Brief
Write the material out again exactly.
□ □ □
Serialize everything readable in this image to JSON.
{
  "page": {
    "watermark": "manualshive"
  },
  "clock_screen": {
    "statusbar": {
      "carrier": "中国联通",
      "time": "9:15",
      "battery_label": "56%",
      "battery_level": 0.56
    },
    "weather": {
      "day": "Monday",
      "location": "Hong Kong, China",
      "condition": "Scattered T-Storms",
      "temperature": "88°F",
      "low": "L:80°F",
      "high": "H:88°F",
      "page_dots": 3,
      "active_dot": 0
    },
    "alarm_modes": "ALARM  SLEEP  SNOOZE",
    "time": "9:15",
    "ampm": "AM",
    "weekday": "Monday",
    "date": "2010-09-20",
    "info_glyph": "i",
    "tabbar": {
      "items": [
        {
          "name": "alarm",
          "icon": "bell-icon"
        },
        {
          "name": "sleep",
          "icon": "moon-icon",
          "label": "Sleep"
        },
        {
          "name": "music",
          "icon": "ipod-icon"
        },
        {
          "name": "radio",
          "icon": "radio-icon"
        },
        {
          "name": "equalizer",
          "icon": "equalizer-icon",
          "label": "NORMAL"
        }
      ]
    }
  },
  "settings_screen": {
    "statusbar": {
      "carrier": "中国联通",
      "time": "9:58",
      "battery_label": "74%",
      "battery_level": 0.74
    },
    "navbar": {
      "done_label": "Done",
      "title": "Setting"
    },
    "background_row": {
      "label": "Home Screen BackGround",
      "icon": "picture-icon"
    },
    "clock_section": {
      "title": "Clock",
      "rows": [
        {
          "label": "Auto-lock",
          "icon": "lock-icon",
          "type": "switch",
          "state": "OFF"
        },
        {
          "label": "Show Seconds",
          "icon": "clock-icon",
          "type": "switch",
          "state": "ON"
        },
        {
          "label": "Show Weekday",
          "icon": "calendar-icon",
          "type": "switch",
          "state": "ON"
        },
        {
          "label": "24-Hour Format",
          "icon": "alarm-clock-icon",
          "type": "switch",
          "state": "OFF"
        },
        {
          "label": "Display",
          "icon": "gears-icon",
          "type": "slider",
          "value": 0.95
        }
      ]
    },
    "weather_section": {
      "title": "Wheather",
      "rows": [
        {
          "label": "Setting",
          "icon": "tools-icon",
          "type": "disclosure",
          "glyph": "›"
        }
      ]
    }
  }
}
□ □ □
Result of this task
Serialize everything readable in this image to JSON.
{
  "page": {
    "watermark": "manualshive"
  },
  "clock_screen": {
    "statusbar": {
      "carrier": "中国联通",
      "time": "9:15",
      "battery_label": "56%",
      "battery_level": 0.56
    },
    "weather": {
      "day": "Monday",
      "location": "Hong Kong, China",
      "condition": "Scattered T-Storms",
      "temperature": "88°F",
      "low": "L:80°F",
      "high": "H:88°F",
      "page_dots": 3,
      "active_dot": 0
    },
    "alarm_modes": "ALARM  SLEEP  SNOOZE",
    "time": "9:15",
    "ampm": "AM",
    "weekday": "Monday",
    "date": "2010-09-20",
    "info_glyph": "i",
    "tabbar": {
      "items": [
        {
          "name": "alarm",
          "icon": "bell-icon"
        },
        {
          "name": "sleep",
          "icon": "moon-icon",
          "label": "Sleep"
        },
        {
          "name": "music",
          "icon": "ipod-icon"
        },
        {
          "name": "radio",
          "icon": "radio-icon"
        },
        {
          "name": "equalizer",
          "icon": "equalizer-icon",
          "label": "NORMAL"
        }
      ]
    }
  },
  "settings_screen": {
    "statusbar": {
      "carrier": "中国联通",
      "time": "9:58",
      "battery_label": "74%",
      "battery_level": 0.74
    },
    "navbar": {
      "done_label": "Done",
      "title": "Setting"
    },
    "background_row": {
      "label": "Home Screen BackGround",
      "icon": "picture-icon"
    },
    "clock_section": {
      "title": "Clock",
      "rows": [
        {
          "label": "Auto-lock",
          "icon": "lock-icon",
          "type": "switch",
          "state": "OFF"
        },
        {
          "label": "Show Seconds",
          "icon": "clock-icon",
          "type": "switch",
          "state": "ON"
        },
        {
          "label": "Show Weekday",
          "icon": "calendar-icon",
          "type": "switch",
          "state": "ON"
        },
        {
          "label": "24-Hour Format",
          "icon": "alarm-clock-icon",
          "type": "switch",
          "state": "OFF"
        },
        {
          "label": "Display",
          "icon": "gears-icon",
          "type": "slider",
          "value": 0.95
        }
      ]
    },
    "weather_section": {
      "title": "Wheather",
      "rows": [
        {
          "label": "Setting",
          "icon": "tools-icon",
          "type": "disclosure",
          "glyph": "›"
        }
      ]
    }
  }
}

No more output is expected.